-- START --
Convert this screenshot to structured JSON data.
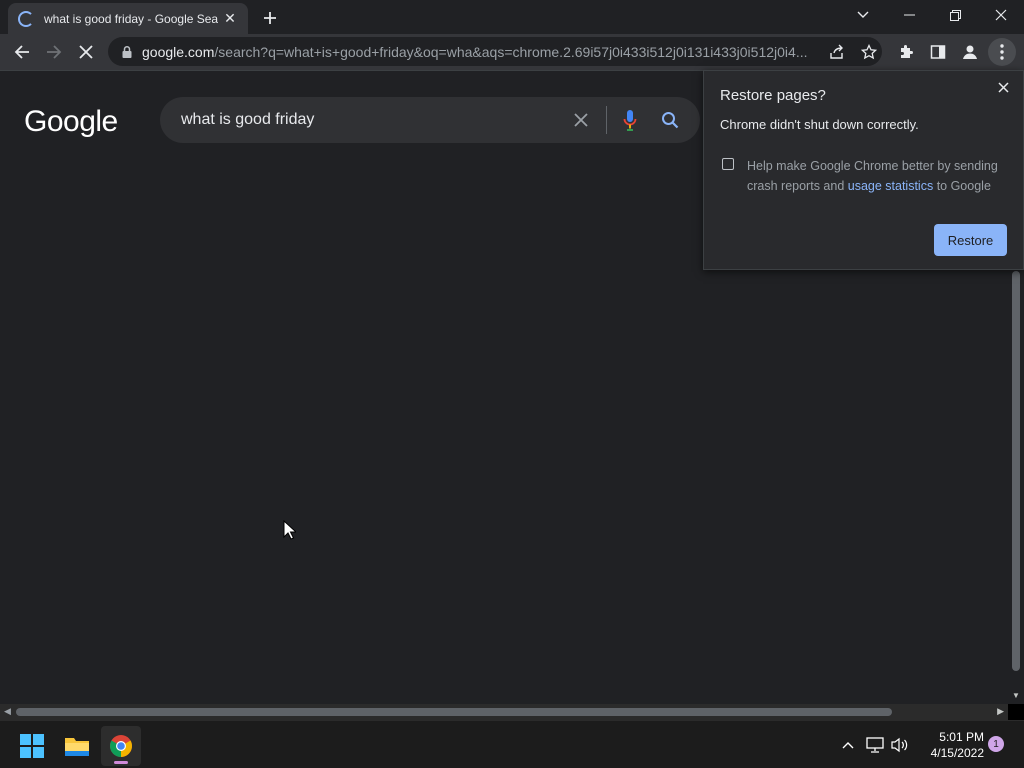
{
  "tab": {
    "title": "what is good friday - Google Search",
    "close_glyph": "✕",
    "new_tab_glyph": "+"
  },
  "toolbar": {
    "url_host": "google.com",
    "url_path": "/search?q=what+is+good+friday&oq=wha&aqs=chrome.2.69i57j0i433i512j0i131i433j0i512j0i4..."
  },
  "search": {
    "logo": "Google",
    "query": "what is good friday"
  },
  "popup": {
    "title": "Restore pages?",
    "message": "Chrome didn't shut down correctly.",
    "checkbox_text_before": "Help make Google Chrome better by sending crash reports and ",
    "checkbox_link": "usage statistics",
    "checkbox_text_after": " to Google",
    "restore_label": "Restore"
  },
  "taskbar": {
    "time": "5:01 PM",
    "date": "4/15/2022",
    "notification_count": "1"
  },
  "colors": {
    "background": "#202124",
    "accent": "#8ab4f8",
    "toolbar": "#35363a"
  }
}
-- END --
WRITTEN TASK
Leaving all pictures aside, quote each record exactly.

FINISHED ANSWER
Convert this screenshot to structured JSON data.
{
  "tab": {
    "title": "what is good friday - Google Search",
    "close_glyph": "✕",
    "new_tab_glyph": "+"
  },
  "toolbar": {
    "url_host": "google.com",
    "url_path": "/search?q=what+is+good+friday&oq=wha&aqs=chrome.2.69i57j0i433i512j0i131i433j0i512j0i4..."
  },
  "search": {
    "logo": "Google",
    "query": "what is good friday"
  },
  "popup": {
    "title": "Restore pages?",
    "message": "Chrome didn't shut down correctly.",
    "checkbox_text_before": "Help make Google Chrome better by sending crash reports and ",
    "checkbox_link": "usage statistics",
    "checkbox_text_after": " to Google",
    "restore_label": "Restore"
  },
  "taskbar": {
    "time": "5:01 PM",
    "date": "4/15/2022",
    "notification_count": "1"
  },
  "colors": {
    "background": "#202124",
    "accent": "#8ab4f8",
    "toolbar": "#35363a"
  }
}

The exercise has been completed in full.